- **Your instructions**: Pull every line containing "this" out of the material below.

--------

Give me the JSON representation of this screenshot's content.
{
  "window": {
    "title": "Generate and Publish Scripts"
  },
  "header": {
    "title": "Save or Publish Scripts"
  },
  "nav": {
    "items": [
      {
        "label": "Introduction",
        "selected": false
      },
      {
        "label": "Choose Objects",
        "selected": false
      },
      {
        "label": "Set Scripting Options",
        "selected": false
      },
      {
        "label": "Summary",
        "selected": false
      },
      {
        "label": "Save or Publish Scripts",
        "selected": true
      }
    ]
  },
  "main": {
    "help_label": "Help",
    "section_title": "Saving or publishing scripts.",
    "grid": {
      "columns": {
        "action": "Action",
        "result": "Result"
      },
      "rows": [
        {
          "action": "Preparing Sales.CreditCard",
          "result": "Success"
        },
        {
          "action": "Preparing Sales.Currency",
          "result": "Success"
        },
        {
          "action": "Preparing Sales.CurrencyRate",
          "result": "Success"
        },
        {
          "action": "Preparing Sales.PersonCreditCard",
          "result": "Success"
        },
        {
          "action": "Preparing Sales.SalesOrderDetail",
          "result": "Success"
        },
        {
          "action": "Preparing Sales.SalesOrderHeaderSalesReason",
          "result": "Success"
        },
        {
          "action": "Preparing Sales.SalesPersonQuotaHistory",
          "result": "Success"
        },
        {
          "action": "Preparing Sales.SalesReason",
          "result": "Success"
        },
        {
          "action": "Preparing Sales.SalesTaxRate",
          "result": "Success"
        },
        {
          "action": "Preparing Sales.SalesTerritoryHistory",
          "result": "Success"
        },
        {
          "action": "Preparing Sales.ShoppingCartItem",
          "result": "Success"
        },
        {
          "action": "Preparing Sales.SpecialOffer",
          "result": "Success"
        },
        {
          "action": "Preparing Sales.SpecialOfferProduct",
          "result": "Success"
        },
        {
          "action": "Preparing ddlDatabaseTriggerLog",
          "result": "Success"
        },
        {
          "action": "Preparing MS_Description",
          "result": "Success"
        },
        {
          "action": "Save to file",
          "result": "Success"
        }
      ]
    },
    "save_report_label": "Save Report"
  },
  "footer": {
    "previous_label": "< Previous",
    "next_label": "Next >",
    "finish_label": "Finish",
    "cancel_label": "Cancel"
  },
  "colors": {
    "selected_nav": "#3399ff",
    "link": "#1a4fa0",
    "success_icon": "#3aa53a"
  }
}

--------

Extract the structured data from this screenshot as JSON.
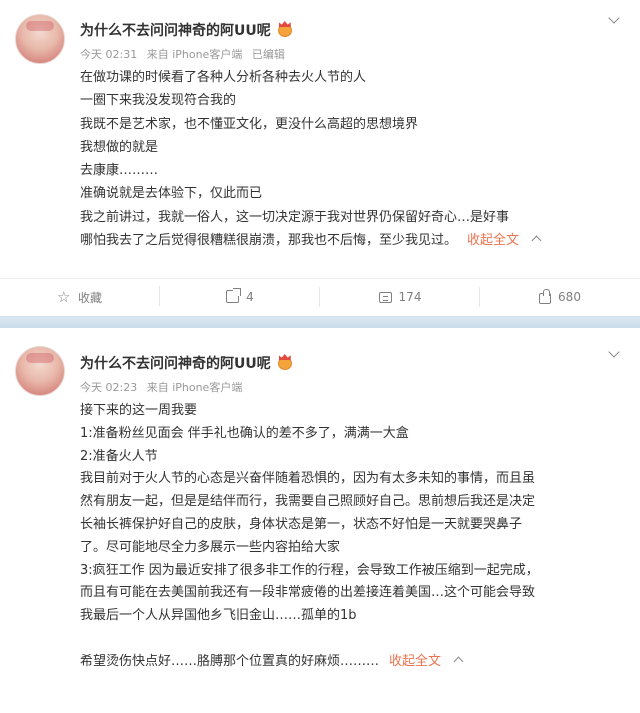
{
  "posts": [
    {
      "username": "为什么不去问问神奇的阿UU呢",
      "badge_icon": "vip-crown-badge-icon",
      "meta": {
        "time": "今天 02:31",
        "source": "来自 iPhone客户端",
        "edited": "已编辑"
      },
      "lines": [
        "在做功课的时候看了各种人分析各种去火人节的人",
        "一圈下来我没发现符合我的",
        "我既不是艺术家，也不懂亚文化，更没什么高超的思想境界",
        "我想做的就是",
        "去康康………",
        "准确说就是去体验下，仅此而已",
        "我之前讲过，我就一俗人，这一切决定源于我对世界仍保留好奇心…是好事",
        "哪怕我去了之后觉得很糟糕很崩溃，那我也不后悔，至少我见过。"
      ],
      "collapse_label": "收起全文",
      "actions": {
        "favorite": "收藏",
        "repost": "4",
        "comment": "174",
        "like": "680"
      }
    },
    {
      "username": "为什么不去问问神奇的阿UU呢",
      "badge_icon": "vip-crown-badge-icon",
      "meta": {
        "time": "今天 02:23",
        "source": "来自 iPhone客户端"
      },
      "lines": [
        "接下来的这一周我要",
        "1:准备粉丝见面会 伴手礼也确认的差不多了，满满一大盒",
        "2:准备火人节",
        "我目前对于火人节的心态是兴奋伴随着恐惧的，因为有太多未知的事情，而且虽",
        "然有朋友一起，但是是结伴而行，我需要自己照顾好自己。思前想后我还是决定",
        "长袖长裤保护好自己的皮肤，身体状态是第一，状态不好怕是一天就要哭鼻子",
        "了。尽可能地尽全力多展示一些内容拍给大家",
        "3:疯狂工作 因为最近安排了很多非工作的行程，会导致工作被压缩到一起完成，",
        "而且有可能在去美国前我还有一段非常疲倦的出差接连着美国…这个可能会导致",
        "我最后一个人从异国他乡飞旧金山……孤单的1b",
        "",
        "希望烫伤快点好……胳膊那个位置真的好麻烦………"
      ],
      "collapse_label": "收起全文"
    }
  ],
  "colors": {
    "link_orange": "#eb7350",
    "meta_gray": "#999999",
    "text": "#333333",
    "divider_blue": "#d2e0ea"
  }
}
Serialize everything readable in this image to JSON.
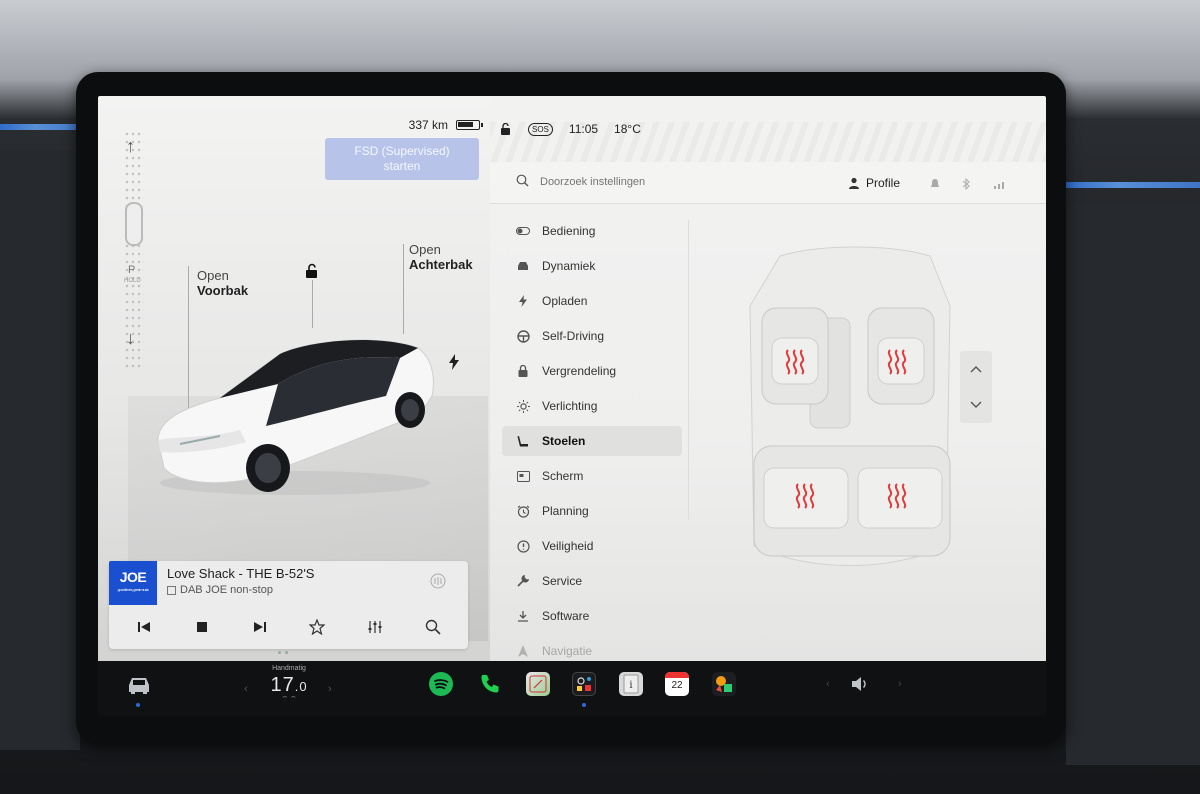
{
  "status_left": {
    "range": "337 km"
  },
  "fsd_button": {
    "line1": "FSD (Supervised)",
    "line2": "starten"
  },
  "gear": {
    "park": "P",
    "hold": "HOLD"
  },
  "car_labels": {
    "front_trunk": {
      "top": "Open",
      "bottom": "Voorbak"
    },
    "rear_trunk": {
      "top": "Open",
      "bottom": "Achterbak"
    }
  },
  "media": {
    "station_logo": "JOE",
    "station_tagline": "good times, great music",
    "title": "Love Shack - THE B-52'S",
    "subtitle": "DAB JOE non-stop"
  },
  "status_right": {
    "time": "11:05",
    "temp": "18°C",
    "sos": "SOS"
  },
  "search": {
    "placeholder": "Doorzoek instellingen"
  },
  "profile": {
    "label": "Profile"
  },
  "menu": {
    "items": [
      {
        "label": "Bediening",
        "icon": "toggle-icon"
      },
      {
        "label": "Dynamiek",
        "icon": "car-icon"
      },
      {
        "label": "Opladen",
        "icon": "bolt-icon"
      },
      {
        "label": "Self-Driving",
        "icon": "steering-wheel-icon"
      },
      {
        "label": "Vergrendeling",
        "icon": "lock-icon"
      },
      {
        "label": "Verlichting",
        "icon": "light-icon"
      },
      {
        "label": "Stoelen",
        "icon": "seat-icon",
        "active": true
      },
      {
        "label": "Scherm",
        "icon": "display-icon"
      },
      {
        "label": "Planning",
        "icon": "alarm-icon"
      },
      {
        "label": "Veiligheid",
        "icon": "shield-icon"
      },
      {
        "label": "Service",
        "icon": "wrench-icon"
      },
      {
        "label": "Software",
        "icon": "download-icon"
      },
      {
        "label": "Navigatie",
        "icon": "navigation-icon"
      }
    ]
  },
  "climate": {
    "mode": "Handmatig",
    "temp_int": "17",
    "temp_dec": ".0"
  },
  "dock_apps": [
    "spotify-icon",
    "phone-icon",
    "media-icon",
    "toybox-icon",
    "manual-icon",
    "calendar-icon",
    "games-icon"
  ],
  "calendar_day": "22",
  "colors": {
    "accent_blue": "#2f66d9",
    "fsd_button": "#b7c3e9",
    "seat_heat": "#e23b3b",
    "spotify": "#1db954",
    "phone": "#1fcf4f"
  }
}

--------

- **Answer in full**:
Give me the JSON representation of this screenshot's content.
Extract the structured data from this screenshot as JSON.
Serialize everything readable in this image to JSON.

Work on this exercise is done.